Data about app and page elements:
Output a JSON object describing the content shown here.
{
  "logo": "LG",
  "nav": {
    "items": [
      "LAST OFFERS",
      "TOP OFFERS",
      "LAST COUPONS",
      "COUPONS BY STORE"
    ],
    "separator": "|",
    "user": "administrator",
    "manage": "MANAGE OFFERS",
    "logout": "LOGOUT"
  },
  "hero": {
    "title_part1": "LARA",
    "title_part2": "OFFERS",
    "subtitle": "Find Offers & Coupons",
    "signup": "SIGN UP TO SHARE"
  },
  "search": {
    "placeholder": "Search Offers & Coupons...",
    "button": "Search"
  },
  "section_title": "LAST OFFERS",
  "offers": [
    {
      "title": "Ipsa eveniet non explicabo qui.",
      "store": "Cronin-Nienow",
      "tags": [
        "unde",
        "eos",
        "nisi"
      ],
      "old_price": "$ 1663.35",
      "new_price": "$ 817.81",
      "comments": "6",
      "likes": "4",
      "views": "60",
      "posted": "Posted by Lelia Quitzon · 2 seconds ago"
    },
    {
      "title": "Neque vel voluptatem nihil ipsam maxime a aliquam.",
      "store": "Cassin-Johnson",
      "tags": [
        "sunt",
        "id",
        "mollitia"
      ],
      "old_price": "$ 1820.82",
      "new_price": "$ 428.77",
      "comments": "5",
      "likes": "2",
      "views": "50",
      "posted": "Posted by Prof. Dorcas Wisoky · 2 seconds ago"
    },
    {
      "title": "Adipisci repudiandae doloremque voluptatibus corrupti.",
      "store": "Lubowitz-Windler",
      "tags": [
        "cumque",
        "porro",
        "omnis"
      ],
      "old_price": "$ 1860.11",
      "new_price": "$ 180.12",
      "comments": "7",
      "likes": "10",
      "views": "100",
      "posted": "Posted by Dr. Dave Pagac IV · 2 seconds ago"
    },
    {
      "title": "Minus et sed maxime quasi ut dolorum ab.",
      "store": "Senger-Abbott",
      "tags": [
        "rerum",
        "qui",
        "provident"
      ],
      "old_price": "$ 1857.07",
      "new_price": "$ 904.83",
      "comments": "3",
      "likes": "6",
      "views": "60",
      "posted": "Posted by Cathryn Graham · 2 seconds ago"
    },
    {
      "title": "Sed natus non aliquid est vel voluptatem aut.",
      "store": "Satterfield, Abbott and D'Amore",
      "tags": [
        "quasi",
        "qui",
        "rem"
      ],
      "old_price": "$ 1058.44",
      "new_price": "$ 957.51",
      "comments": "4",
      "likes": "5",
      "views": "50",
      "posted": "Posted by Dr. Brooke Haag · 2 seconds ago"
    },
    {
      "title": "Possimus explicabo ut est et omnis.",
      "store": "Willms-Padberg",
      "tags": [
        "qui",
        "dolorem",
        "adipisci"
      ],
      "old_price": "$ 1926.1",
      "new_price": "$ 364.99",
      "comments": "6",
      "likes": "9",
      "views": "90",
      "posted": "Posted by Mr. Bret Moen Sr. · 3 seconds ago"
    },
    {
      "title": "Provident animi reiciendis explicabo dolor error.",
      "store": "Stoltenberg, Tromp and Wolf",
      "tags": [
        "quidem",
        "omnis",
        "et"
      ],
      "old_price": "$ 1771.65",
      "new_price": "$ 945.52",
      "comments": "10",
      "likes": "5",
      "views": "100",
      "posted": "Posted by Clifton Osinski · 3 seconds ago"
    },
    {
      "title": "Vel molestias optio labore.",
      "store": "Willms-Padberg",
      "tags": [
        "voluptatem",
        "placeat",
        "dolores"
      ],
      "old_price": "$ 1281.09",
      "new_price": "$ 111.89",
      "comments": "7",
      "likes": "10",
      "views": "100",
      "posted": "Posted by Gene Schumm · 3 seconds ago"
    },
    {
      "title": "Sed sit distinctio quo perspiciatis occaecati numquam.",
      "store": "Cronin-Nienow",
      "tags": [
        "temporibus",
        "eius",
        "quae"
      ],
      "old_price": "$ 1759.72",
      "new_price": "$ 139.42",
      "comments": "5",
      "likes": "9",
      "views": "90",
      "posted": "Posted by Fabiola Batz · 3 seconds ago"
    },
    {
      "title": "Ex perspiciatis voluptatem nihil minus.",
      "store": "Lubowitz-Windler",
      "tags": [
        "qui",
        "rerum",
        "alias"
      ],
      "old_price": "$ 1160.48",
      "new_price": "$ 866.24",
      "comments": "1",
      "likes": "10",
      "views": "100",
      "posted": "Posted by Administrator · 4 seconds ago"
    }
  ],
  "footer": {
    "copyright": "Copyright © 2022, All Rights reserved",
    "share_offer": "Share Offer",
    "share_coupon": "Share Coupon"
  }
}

WORK TO BE COMPLETED: The lines you need are those containing "Posted"; find them in the records and copy them.

SOLUTION TO THE PROBLEM:
      "posted": "Posted by Lelia Quitzon · 2 seconds ago"
      "posted": "Posted by Prof. Dorcas Wisoky · 2 seconds ago"
      "posted": "Posted by Dr. Dave Pagac IV · 2 seconds ago"
      "posted": "Posted by Cathryn Graham · 2 seconds ago"
      "posted": "Posted by Dr. Brooke Haag · 2 seconds ago"
      "posted": "Posted by Mr. Bret Moen Sr. · 3 seconds ago"
      "posted": "Posted by Clifton Osinski · 3 seconds ago"
      "posted": "Posted by Gene Schumm · 3 seconds ago"
      "posted": "Posted by Fabiola Batz · 3 seconds ago"
      "posted": "Posted by Administrator · 4 seconds ago"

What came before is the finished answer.